Because it treats birth as a magical process which transforms someone from a lump of cells to a full human. That is illogical.
No it doesn't. We have to choose a time where someone gets all the rights of a member of society, and we have chosen that time to be when they exist entirely separately of any other person. That's perfectly logical.
Don't confuse things you don't like with things that are illogical.
Please do tell, what line separates a human from a non-human? You can say legally it's birth, but that's not a logical answer because there's nothing magical about the birth process that suddenly transforms you.
Already covered above. It's perfectly logical.
We keep murderers alive for decades at huge cost to society on the off chance they might be innocent.
How can we not extend the same protection to those we know are innocent?
That's really not the reason we keep murderers alive for decades, but regardless murderers are full people with all the rights of a citizen and fetuses and embryos are not.
I knew you could figure it out.

PROVIDED MATERIAL:
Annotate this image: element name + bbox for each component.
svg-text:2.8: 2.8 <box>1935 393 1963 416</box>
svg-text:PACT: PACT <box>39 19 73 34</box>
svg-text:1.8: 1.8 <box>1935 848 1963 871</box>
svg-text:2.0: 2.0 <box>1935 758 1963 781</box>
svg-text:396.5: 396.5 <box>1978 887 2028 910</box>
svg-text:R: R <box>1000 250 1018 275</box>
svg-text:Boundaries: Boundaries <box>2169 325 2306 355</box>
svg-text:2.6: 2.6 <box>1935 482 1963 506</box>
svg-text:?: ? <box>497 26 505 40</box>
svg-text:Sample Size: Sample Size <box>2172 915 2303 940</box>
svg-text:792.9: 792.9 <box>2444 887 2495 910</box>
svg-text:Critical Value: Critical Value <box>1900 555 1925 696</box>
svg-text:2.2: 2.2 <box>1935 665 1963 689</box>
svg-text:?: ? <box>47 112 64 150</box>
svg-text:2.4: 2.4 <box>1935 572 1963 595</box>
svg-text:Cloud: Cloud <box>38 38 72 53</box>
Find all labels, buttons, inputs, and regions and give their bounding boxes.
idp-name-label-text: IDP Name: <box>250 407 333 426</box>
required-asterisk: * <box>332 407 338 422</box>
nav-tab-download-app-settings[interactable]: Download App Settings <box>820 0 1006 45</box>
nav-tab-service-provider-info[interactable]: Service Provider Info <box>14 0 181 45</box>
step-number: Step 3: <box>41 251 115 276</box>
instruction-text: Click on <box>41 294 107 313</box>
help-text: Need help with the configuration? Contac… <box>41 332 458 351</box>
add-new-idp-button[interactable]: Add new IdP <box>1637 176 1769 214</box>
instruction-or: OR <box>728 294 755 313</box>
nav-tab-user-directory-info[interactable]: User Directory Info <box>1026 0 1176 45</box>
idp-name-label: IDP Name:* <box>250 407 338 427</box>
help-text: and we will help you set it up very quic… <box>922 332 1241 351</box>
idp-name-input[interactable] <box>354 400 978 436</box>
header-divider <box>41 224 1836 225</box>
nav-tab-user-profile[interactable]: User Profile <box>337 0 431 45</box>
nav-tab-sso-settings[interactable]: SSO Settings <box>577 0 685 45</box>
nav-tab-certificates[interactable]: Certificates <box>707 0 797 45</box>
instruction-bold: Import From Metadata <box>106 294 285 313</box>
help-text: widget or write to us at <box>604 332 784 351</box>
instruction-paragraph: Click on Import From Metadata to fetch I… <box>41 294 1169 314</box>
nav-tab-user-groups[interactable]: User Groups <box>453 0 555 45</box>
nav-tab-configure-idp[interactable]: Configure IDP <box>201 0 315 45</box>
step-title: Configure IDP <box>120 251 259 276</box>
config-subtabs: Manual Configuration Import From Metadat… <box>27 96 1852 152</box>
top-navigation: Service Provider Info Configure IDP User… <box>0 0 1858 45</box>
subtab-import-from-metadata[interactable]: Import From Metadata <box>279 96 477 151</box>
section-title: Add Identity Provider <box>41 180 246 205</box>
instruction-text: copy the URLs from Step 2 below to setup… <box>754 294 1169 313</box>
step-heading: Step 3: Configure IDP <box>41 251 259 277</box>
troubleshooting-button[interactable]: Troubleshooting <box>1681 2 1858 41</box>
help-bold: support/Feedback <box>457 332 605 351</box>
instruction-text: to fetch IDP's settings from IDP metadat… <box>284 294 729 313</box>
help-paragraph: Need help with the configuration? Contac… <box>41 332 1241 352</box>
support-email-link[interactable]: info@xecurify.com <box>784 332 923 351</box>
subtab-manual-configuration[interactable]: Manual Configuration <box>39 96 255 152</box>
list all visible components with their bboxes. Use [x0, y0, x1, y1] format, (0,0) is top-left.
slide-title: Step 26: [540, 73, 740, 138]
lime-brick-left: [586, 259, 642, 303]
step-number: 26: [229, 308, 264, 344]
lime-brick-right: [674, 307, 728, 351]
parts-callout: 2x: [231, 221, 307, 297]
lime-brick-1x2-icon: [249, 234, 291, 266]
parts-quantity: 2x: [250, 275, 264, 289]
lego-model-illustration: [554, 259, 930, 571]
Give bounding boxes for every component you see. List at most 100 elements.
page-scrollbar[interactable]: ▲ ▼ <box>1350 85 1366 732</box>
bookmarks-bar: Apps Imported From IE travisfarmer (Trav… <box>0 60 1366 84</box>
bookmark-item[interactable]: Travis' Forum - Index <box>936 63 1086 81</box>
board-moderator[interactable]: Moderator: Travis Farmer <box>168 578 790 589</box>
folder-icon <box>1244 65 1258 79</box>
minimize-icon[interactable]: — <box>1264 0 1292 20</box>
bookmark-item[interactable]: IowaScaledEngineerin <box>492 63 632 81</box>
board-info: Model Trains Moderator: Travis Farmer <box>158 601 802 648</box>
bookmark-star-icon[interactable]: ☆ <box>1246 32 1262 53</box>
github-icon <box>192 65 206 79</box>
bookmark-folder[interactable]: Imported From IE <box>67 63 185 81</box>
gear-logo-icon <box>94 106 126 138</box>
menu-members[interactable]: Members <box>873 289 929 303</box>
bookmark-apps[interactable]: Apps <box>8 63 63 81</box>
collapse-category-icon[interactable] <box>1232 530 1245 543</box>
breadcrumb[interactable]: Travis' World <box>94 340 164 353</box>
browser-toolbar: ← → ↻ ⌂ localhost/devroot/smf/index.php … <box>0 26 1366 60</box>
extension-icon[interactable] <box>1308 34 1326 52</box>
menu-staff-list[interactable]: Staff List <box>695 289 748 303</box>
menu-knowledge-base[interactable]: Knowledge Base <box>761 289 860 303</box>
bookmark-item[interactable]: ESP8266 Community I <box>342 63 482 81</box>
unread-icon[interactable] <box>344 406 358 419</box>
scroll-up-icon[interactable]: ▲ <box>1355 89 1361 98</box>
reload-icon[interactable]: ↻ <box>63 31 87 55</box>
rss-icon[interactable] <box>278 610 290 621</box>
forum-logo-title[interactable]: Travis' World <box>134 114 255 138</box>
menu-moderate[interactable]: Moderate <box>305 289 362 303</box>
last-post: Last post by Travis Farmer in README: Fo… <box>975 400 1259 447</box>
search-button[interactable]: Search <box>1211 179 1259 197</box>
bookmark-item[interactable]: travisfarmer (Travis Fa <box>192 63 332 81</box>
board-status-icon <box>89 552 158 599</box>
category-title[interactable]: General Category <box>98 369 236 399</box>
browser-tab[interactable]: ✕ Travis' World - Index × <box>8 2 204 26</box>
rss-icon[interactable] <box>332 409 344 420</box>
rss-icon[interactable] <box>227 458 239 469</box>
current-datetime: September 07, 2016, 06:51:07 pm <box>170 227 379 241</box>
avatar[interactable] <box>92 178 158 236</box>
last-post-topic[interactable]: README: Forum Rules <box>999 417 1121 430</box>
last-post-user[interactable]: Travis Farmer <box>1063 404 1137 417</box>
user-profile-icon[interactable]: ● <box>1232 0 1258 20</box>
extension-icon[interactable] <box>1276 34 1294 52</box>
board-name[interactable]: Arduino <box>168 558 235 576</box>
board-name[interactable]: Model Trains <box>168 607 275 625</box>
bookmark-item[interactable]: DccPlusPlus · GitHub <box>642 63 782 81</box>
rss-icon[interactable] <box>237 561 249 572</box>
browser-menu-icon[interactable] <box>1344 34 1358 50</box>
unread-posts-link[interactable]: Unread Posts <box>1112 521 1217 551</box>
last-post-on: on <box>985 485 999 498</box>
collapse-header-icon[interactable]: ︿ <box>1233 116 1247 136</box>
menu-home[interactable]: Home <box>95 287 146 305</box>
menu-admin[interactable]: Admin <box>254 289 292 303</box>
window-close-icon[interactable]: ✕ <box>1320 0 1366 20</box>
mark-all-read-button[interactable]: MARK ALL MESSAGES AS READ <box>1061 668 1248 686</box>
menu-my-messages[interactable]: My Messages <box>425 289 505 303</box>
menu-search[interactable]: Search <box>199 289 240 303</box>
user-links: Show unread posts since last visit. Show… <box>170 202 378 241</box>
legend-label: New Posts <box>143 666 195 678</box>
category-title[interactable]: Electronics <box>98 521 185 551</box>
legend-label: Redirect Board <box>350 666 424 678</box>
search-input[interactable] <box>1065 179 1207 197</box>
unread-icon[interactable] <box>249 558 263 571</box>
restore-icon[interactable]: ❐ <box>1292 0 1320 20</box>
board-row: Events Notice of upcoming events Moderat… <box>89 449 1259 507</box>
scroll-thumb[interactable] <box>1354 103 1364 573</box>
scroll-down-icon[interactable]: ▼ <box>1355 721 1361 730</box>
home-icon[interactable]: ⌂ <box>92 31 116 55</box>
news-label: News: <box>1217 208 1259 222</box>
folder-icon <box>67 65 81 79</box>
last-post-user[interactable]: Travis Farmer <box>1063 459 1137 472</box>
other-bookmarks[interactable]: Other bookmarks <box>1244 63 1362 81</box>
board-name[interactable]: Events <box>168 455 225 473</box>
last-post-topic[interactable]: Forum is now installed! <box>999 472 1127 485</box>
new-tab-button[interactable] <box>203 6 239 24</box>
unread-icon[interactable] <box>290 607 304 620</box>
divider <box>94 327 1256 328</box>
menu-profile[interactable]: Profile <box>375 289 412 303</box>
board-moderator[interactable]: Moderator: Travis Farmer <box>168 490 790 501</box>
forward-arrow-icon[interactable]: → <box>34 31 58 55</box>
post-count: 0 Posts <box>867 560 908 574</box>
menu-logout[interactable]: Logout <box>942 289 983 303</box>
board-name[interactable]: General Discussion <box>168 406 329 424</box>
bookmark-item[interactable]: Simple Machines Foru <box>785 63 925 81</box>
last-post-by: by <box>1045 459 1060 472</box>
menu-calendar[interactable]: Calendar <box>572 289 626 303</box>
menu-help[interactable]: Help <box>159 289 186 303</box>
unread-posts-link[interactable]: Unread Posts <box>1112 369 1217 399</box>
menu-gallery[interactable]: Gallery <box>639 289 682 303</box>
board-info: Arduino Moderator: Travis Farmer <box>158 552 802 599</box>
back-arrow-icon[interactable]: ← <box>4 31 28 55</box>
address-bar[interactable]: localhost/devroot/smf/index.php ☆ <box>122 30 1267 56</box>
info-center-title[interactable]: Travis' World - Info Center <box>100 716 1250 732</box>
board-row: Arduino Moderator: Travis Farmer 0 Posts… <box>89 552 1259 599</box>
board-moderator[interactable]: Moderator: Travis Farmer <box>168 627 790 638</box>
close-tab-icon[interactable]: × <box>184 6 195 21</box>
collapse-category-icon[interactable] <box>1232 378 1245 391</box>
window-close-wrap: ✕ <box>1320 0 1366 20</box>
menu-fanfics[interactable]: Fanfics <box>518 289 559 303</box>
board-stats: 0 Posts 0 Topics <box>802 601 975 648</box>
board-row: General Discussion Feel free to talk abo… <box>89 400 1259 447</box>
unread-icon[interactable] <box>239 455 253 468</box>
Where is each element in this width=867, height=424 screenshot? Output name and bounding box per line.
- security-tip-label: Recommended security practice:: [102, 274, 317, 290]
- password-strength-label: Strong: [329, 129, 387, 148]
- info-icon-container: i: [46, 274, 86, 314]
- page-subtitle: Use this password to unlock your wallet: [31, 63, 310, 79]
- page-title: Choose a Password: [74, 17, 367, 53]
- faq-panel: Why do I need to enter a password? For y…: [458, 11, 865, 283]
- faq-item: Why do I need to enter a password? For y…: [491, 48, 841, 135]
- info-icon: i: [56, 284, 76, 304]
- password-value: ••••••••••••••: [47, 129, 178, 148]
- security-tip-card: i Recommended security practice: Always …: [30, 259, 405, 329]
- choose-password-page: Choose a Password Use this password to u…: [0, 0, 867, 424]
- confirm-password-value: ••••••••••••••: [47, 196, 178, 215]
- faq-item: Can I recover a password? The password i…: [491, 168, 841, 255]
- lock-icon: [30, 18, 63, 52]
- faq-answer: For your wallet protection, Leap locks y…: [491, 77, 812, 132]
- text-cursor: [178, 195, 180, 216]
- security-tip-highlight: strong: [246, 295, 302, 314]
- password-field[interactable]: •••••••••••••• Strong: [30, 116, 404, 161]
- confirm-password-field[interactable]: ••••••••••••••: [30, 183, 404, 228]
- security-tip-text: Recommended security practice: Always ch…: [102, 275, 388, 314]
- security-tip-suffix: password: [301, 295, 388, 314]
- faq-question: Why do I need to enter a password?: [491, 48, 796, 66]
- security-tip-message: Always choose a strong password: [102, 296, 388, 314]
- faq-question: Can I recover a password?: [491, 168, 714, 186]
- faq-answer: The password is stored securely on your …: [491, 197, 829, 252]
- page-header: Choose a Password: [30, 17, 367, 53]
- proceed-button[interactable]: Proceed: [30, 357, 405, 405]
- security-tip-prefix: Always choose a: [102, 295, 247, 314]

REQUIREMENT 1: In the abortion debate, at what point does the second reply say society has chosen to give someone all the rights of a member of society?
REQUIREMENT 2: Please write the next few lines of the abortion debate, picking up after its final reply.
The rows come from a separate source.

RESULT 1: When they exist entirely separately of any other person.

RESULT 2:
Now THIS is an illogical position to hold. Not only that, but I'm sure even you don't actually hold it. I believe it was mentioned earlier in this thread and I've said it before: you are in a fertility clinic that's on fire and you have to choose between saving a one day old baby or a tray with 1,000 embryos on it. You can't save both. If the baby and the embryos are both fully people your choice is clear, save the tray. No same person would actually do that, however, because we don't actually view them as the same.
Of all the arguments for when human life begins, saying it begins at conception is basically the least defensible.
Legal chaos how? And when it comes to choosing between life and legal chaos, I think it's clear which is more important.
It would make in vitro clinics scenes of mass murder, it would make it murder for a woman to terminate a life threatening pregnancy, etc, etc.
Simply put, when we contrast the rights of full people and the unborn, people win every time.